● **AIM**:
Repeat the material exactly as it appears.

━━━ EXERCISE MATERIAL

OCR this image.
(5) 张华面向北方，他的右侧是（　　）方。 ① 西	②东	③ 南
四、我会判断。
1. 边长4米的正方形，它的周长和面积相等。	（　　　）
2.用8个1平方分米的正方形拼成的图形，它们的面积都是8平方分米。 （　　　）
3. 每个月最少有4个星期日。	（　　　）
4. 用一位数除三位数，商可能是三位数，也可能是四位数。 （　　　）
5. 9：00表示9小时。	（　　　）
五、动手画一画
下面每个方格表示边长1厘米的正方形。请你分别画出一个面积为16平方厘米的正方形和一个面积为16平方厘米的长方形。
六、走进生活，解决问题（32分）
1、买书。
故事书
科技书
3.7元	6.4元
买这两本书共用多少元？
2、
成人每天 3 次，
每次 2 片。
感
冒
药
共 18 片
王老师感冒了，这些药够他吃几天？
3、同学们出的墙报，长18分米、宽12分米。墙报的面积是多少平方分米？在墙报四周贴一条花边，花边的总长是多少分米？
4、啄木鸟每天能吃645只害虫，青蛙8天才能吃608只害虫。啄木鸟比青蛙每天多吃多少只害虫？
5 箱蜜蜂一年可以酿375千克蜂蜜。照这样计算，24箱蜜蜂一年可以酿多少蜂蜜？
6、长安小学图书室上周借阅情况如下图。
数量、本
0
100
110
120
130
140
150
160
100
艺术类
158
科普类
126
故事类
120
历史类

━━━━━━

● **SOLUTION TO THE EXERCISE**:
OCR this image.
(5) 张华面向北方，他的右侧是（　　）方。 ① 西	②东	③ 南
四、我会判断。
1. 边长4米的正方形，它的周长和面积相等。	（　　　）
2.用8个1平方分米的正方形拼成的图形，它们的面积都是8平方分米。 （　　　）
3. 每个月最少有4个星期日。	（　　　）
4. 用一位数除三位数，商可能是三位数，也可能是四位数。 （　　　）
5. 9：00表示9小时。	（　　　）
五、动手画一画
下面每个方格表示边长1厘米的正方形。请你分别画出一个面积为16平方厘米的正方形和一个面积为16平方厘米的长方形。
六、走进生活，解决问题（32分）
1、买书。
故事书
科技书
3.7元	6.4元
买这两本书共用多少元？
2、
成人每天 3 次，
每次 2 片。
感
冒
药
共 18 片
王老师感冒了，这些药够他吃几天？
3、同学们出的墙报，长18分米、宽12分米。墙报的面积是多少平方分米？在墙报四周贴一条花边，花边的总长是多少分米？
4、啄木鸟每天能吃645只害虫，青蛙8天才能吃608只害虫。啄木鸟比青蛙每天多吃多少只害虫？
5 箱蜜蜂一年可以酿375千克蜂蜜。照这样计算，24箱蜜蜂一年可以酿多少蜂蜜？
6、长安小学图书室上周借阅情况如下图。
数量、本
0
100
110
120
130
140
150
160
100
艺术类
158
科普类
126
故事类
120
历史类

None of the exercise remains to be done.